> **Stated task**: Which lines below hold the word "jobs"? Report each one.

-- START Input for this task --

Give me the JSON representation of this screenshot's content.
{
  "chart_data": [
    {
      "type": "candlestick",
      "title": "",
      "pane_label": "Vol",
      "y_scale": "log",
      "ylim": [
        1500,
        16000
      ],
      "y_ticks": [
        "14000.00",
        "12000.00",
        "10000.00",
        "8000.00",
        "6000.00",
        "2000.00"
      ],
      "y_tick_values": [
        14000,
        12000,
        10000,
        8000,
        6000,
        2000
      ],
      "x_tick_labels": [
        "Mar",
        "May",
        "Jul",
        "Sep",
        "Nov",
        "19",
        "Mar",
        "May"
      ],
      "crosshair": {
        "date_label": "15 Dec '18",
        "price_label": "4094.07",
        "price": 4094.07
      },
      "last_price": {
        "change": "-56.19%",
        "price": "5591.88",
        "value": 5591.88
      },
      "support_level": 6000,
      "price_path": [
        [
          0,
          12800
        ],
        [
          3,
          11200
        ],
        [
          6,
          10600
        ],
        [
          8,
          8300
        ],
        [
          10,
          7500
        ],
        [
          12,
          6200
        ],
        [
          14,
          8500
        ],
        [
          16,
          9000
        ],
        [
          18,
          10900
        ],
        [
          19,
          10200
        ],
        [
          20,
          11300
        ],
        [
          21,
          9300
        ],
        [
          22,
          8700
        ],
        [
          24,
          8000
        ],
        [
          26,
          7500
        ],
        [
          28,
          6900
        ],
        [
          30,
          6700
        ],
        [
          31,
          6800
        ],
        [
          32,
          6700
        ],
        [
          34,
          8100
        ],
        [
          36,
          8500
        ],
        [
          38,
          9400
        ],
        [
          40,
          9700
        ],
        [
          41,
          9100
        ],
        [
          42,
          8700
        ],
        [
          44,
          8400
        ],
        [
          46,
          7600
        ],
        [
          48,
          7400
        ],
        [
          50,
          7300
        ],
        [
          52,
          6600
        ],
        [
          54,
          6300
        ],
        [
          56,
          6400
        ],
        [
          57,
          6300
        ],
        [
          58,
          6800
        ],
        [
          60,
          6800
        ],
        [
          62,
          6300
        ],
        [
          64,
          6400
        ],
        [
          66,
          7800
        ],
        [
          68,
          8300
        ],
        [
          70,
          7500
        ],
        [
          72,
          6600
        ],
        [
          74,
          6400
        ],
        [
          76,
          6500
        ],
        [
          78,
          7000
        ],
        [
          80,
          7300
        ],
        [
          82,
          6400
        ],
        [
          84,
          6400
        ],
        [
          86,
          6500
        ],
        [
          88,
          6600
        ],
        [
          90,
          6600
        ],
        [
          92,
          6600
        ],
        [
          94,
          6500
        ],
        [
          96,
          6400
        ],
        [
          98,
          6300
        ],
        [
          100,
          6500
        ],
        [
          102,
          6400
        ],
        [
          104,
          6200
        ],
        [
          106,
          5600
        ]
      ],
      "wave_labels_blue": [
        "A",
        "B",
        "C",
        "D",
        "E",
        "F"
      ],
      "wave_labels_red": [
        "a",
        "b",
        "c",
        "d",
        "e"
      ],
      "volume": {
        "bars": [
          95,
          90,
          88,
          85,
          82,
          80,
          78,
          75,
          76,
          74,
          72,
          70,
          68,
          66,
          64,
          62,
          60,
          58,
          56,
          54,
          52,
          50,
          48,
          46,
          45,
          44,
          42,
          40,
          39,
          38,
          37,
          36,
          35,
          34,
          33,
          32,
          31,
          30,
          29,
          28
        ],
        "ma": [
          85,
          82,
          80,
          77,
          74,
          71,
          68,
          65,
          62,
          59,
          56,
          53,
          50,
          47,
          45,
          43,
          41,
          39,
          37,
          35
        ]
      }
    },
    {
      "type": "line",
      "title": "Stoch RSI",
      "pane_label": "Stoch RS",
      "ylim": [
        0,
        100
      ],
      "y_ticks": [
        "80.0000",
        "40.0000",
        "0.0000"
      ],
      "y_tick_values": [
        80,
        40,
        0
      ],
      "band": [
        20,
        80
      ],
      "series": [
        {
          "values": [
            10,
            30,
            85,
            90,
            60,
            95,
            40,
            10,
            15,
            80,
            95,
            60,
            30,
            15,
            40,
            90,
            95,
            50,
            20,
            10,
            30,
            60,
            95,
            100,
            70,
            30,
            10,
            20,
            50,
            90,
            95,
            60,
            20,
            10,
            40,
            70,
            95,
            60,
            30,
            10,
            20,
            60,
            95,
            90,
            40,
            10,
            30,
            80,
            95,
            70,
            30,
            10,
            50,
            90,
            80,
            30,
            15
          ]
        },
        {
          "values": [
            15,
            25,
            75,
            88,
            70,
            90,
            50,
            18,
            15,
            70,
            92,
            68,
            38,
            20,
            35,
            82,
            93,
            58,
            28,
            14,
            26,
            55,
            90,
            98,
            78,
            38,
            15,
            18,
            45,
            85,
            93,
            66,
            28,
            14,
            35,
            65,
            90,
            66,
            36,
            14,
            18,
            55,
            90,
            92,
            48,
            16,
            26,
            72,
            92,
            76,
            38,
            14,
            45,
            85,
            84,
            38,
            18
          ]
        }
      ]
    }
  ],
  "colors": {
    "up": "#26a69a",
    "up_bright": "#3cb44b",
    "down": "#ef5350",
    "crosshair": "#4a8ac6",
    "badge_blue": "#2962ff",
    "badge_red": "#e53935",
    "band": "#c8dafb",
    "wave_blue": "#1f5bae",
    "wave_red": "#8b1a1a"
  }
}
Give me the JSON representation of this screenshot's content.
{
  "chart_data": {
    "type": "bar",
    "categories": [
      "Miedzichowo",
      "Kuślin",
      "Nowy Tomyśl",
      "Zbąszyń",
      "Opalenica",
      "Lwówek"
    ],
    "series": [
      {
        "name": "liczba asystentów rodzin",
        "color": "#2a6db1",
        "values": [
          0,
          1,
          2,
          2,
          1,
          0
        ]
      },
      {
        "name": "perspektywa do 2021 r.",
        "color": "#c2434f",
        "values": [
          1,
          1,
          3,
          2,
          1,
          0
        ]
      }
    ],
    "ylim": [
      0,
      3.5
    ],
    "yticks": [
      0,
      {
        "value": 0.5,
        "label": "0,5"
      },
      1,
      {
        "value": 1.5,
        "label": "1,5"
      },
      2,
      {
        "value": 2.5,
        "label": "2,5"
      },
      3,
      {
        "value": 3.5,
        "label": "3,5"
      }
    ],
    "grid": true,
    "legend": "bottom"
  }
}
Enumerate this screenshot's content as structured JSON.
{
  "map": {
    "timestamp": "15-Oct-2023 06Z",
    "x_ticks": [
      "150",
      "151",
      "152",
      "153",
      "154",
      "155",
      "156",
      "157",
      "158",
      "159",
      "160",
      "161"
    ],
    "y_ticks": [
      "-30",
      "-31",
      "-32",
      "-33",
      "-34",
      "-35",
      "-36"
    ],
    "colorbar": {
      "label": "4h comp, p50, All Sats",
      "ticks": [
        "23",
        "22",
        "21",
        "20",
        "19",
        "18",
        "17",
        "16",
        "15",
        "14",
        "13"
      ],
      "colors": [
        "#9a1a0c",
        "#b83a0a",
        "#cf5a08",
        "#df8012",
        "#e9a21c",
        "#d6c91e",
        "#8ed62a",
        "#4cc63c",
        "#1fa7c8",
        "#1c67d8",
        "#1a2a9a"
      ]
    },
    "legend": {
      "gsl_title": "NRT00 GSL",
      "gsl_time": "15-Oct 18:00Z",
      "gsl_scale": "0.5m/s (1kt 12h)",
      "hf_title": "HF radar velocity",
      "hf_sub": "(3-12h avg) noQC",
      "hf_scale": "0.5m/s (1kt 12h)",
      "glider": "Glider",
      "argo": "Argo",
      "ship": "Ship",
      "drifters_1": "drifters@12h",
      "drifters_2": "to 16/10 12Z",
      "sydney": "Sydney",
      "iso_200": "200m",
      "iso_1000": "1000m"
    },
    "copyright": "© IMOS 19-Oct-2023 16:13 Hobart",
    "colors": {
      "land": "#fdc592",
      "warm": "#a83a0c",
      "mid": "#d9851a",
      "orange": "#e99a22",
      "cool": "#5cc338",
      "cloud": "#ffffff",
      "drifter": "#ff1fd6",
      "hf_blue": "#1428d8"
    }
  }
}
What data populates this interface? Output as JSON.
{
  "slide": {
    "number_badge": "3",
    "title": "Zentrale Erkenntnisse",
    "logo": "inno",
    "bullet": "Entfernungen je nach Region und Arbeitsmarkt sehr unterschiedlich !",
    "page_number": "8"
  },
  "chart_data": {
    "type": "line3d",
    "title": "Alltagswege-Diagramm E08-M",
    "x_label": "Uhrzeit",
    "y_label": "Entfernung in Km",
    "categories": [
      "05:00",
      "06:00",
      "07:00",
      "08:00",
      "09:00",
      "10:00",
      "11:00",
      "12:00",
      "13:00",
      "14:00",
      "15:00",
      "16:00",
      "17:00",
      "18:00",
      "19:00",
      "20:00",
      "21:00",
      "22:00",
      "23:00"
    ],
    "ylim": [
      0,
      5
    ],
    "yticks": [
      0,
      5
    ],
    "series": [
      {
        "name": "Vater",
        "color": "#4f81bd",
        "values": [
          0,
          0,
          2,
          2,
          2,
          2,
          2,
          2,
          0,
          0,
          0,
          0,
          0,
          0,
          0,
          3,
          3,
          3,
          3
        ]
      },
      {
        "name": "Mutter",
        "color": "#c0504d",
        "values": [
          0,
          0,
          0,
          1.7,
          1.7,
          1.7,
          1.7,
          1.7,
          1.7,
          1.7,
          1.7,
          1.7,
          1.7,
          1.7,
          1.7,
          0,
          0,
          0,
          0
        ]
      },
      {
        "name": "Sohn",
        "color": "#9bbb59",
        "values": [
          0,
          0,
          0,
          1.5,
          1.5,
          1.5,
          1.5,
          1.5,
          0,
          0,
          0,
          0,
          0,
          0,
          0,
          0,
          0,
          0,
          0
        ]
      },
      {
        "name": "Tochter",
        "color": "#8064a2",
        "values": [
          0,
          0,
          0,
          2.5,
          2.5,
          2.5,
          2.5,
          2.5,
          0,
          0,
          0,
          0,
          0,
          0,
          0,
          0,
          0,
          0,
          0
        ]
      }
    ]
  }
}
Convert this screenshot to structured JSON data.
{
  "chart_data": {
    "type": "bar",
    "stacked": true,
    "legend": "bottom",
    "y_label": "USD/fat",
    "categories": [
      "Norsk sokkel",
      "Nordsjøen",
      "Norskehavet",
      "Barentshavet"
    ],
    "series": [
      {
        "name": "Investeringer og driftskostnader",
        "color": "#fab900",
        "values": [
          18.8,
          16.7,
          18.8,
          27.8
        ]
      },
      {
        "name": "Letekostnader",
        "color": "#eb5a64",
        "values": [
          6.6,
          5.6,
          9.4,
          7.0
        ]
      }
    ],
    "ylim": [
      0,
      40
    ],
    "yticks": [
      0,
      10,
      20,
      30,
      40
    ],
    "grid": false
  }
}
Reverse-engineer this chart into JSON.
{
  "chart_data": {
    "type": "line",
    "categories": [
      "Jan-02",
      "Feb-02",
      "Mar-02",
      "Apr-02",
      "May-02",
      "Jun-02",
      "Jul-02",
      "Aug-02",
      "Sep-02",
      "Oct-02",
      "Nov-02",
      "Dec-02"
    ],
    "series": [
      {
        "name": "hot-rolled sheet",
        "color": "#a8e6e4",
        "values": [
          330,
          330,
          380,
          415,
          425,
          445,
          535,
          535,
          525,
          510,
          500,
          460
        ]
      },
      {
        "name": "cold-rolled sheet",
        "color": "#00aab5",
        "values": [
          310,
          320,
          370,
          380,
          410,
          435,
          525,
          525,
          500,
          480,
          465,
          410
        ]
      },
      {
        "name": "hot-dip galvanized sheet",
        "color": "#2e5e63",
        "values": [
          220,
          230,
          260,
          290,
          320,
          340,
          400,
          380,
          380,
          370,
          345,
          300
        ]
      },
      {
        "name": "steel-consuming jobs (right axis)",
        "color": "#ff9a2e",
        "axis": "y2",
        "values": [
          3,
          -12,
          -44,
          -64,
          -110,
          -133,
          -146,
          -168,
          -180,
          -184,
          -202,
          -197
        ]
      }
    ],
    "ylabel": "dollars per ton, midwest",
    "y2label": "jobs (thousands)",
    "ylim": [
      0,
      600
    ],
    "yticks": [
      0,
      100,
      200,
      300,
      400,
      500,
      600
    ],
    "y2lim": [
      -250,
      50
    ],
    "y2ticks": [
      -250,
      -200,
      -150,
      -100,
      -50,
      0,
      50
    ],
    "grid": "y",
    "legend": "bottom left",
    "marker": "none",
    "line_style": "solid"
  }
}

-- END Input for this task --

> **Answer in full**:
        "name": "steel-consuming jobs (right axis)",
    "y2label": "jobs (thousands)",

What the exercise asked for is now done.